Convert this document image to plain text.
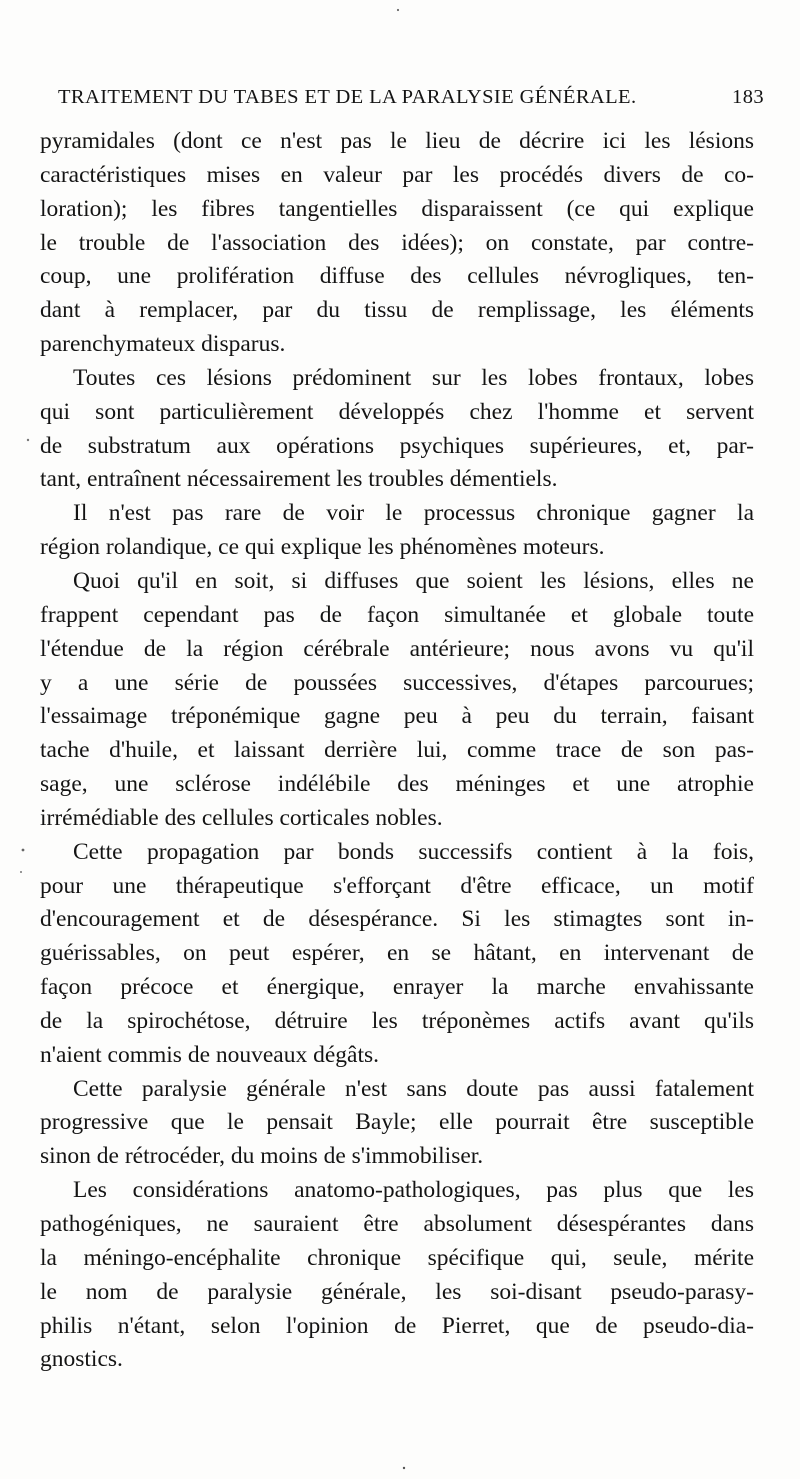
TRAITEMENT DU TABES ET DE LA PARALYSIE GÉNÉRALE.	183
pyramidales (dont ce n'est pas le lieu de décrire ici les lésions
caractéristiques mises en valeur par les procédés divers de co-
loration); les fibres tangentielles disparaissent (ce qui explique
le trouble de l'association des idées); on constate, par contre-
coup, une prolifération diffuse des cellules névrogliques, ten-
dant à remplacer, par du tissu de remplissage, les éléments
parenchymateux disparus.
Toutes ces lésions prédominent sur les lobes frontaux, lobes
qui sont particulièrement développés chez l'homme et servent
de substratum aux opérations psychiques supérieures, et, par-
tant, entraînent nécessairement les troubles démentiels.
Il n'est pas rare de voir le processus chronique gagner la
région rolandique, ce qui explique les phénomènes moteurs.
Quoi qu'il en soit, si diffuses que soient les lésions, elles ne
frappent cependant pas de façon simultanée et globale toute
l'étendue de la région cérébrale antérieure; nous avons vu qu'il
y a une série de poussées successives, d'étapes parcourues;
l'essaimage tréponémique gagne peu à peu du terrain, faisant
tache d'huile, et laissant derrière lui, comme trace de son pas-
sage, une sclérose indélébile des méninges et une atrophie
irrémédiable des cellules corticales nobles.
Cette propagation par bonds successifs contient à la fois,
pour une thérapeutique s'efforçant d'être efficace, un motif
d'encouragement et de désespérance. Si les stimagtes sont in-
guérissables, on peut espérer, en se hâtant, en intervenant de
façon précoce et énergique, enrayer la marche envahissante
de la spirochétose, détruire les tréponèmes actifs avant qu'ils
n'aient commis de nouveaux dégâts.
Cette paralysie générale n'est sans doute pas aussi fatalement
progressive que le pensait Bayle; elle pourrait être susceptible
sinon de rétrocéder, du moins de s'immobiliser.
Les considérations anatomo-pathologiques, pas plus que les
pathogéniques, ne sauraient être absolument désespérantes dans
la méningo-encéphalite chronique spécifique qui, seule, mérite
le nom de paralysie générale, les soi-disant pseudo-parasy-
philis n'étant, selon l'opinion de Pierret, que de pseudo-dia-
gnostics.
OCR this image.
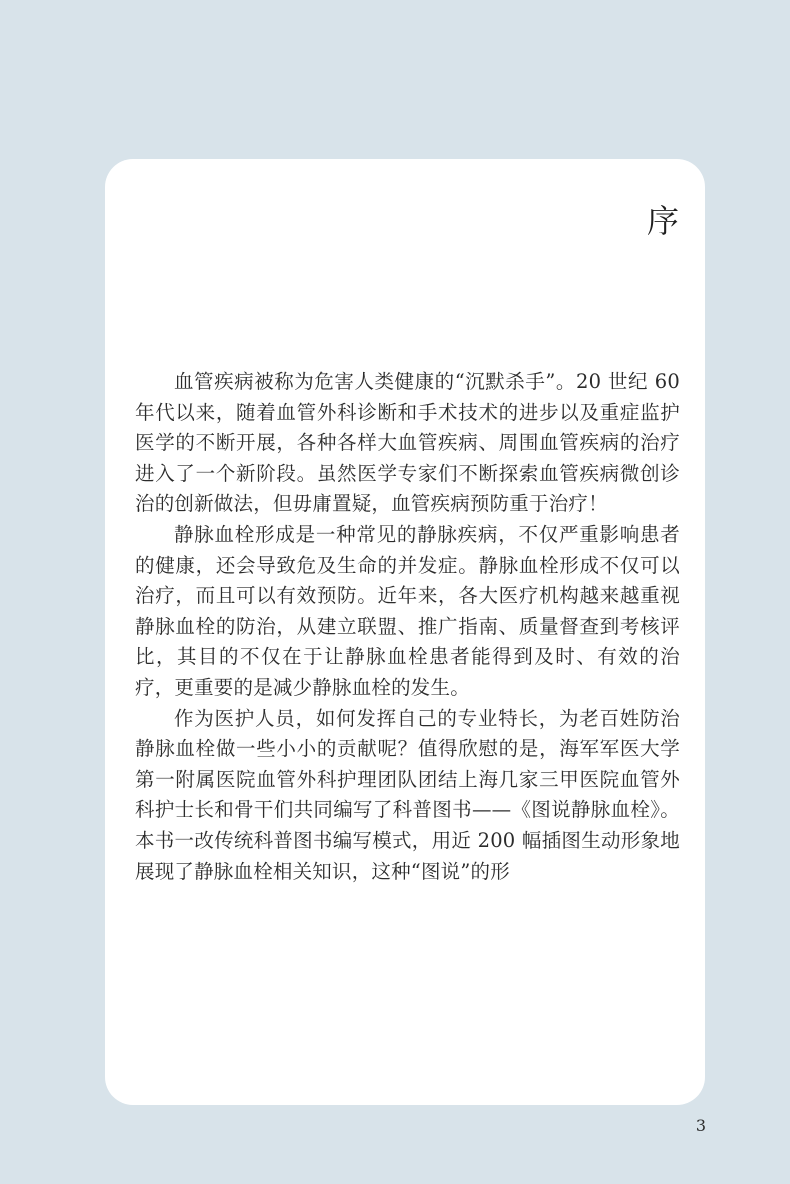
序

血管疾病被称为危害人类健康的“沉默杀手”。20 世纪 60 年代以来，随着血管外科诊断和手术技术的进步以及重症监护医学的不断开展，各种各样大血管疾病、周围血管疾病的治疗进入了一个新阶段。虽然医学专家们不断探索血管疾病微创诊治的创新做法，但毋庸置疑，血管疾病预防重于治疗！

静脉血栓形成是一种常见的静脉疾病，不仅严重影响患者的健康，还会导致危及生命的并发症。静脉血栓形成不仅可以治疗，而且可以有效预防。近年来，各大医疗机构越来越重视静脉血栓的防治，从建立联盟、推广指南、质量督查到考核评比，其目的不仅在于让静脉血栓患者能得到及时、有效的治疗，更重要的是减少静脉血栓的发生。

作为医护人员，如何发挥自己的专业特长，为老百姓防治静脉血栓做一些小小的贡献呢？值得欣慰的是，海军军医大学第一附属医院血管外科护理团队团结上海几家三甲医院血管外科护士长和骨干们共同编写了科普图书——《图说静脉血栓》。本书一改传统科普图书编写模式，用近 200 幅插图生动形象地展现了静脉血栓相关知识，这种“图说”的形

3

What this task involves: The entries above are to be returned exactly, without their pictures.

Solution for this task:
Convert this document image to plain text.
TRAITEMENT DU TABES ET DE LA PARALYSIE GÉNÉRALE.	183
pyramidales (dont ce n'est pas le lieu de décrire ici les lésions
caractéristiques mises en valeur par les procédés divers de co-
loration); les fibres tangentielles disparaissent (ce qui explique
le trouble de l'association des idées); on constate, par contre-
coup, une prolifération diffuse des cellules névrogliques, ten-
dant à remplacer, par du tissu de remplissage, les éléments
parenchymateux disparus.
Toutes ces lésions prédominent sur les lobes frontaux, lobes
qui sont particulièrement développés chez l'homme et servent
de substratum aux opérations psychiques supérieures, et, par-
tant, entraînent nécessairement les troubles démentiels.
Il n'est pas rare de voir le processus chronique gagner la
région rolandique, ce qui explique les phénomènes moteurs.
Quoi qu'il en soit, si diffuses que soient les lésions, elles ne
frappent cependant pas de façon simultanée et globale toute
l'étendue de la région cérébrale antérieure; nous avons vu qu'il
y a une série de poussées successives, d'étapes parcourues;
l'essaimage tréponémique gagne peu à peu du terrain, faisant
tache d'huile, et laissant derrière lui, comme trace de son pas-
sage, une sclérose indélébile des méninges et une atrophie
irrémédiable des cellules corticales nobles.
Cette propagation par bonds successifs contient à la fois,
pour une thérapeutique s'efforçant d'être efficace, un motif
d'encouragement et de désespérance. Si les stimagtes sont in-
guérissables, on peut espérer, en se hâtant, en intervenant de
façon précoce et énergique, enrayer la marche envahissante
de la spirochétose, détruire les tréponèmes actifs avant qu'ils
n'aient commis de nouveaux dégâts.
Cette paralysie générale n'est sans doute pas aussi fatalement
progressive que le pensait Bayle; elle pourrait être susceptible
sinon de rétrocéder, du moins de s'immobiliser.
Les considérations anatomo-pathologiques, pas plus que les
pathogéniques, ne sauraient être absolument désespérantes dans
la méningo-encéphalite chronique spécifique qui, seule, mérite
le nom de paralysie générale, les soi-disant pseudo-parasy-
philis n'étant, selon l'opinion de Pierret, que de pseudo-dia-
gnostics.
OCR this image.
序

血管疾病被称为危害人类健康的“沉默杀手”。20 世纪 60 年代以来，随着血管外科诊断和手术技术的进步以及重症监护医学的不断开展，各种各样大血管疾病、周围血管疾病的治疗进入了一个新阶段。虽然医学专家们不断探索血管疾病微创诊治的创新做法，但毋庸置疑，血管疾病预防重于治疗！

静脉血栓形成是一种常见的静脉疾病，不仅严重影响患者的健康，还会导致危及生命的并发症。静脉血栓形成不仅可以治疗，而且可以有效预防。近年来，各大医疗机构越来越重视静脉血栓的防治，从建立联盟、推广指南、质量督查到考核评比，其目的不仅在于让静脉血栓患者能得到及时、有效的治疗，更重要的是减少静脉血栓的发生。

作为医护人员，如何发挥自己的专业特长，为老百姓防治静脉血栓做一些小小的贡献呢？值得欣慰的是，海军军医大学第一附属医院血管外科护理团队团结上海几家三甲医院血管外科护士长和骨干们共同编写了科普图书——《图说静脉血栓》。本书一改传统科普图书编写模式，用近 200 幅插图生动形象地展现了静脉血栓相关知识，这种“图说”的形

3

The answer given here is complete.